== Given problem ==
Quote all entries in full, exactly.

== Entries supplied ==
======
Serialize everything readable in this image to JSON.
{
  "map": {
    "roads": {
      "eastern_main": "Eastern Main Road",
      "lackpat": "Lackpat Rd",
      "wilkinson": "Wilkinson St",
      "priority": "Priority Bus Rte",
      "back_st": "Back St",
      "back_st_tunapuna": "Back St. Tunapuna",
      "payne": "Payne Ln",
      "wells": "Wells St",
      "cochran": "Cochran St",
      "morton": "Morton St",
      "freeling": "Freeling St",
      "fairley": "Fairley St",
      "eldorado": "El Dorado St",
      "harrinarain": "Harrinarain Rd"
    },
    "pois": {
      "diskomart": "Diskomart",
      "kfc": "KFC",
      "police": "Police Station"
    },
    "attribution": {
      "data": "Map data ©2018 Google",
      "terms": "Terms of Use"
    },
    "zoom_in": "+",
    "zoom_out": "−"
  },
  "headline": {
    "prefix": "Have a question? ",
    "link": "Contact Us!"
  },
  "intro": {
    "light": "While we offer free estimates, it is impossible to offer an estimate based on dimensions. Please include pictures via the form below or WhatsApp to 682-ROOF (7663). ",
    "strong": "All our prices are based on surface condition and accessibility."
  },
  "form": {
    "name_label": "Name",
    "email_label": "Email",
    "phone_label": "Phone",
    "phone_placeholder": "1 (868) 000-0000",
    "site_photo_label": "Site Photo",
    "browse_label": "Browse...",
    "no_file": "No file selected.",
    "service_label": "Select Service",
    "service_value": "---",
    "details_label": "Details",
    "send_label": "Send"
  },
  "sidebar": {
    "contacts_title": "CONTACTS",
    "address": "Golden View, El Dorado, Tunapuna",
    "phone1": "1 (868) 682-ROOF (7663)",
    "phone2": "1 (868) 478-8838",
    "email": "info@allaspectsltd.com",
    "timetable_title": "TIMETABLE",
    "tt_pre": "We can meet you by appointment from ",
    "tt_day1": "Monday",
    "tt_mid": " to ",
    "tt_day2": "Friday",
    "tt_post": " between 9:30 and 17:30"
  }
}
======
== Final result ==
Serialize everything readable in this image to JSON.
{
  "map": {
    "roads": {
      "eastern_main": "Eastern Main Road",
      "lackpat": "Lackpat Rd",
      "wilkinson": "Wilkinson St",
      "priority": "Priority Bus Rte",
      "back_st": "Back St",
      "back_st_tunapuna": "Back St. Tunapuna",
      "payne": "Payne Ln",
      "wells": "Wells St",
      "cochran": "Cochran St",
      "morton": "Morton St",
      "freeling": "Freeling St",
      "fairley": "Fairley St",
      "eldorado": "El Dorado St",
      "harrinarain": "Harrinarain Rd"
    },
    "pois": {
      "diskomart": "Diskomart",
      "kfc": "KFC",
      "police": "Police Station"
    },
    "attribution": {
      "data": "Map data ©2018 Google",
      "terms": "Terms of Use"
    },
    "zoom_in": "+",
    "zoom_out": "−"
  },
  "headline": {
    "prefix": "Have a question? ",
    "link": "Contact Us!"
  },
  "intro": {
    "light": "While we offer free estimates, it is impossible to offer an estimate based on dimensions. Please include pictures via the form below or WhatsApp to 682-ROOF (7663). ",
    "strong": "All our prices are based on surface condition and accessibility."
  },
  "form": {
    "name_label": "Name",
    "email_label": "Email",
    "phone_label": "Phone",
    "phone_placeholder": "1 (868) 000-0000",
    "site_photo_label": "Site Photo",
    "browse_label": "Browse...",
    "no_file": "No file selected.",
    "service_label": "Select Service",
    "service_value": "---",
    "details_label": "Details",
    "send_label": "Send"
  },
  "sidebar": {
    "contacts_title": "CONTACTS",
    "address": "Golden View, El Dorado, Tunapuna",
    "phone1": "1 (868) 682-ROOF (7663)",
    "phone2": "1 (868) 478-8838",
    "email": "info@allaspectsltd.com",
    "timetable_title": "TIMETABLE",
    "tt_pre": "We can meet you by appointment from ",
    "tt_day1": "Monday",
    "tt_mid": " to ",
    "tt_day2": "Friday",
    "tt_post": " between 9:30 and 17:30"
  }
}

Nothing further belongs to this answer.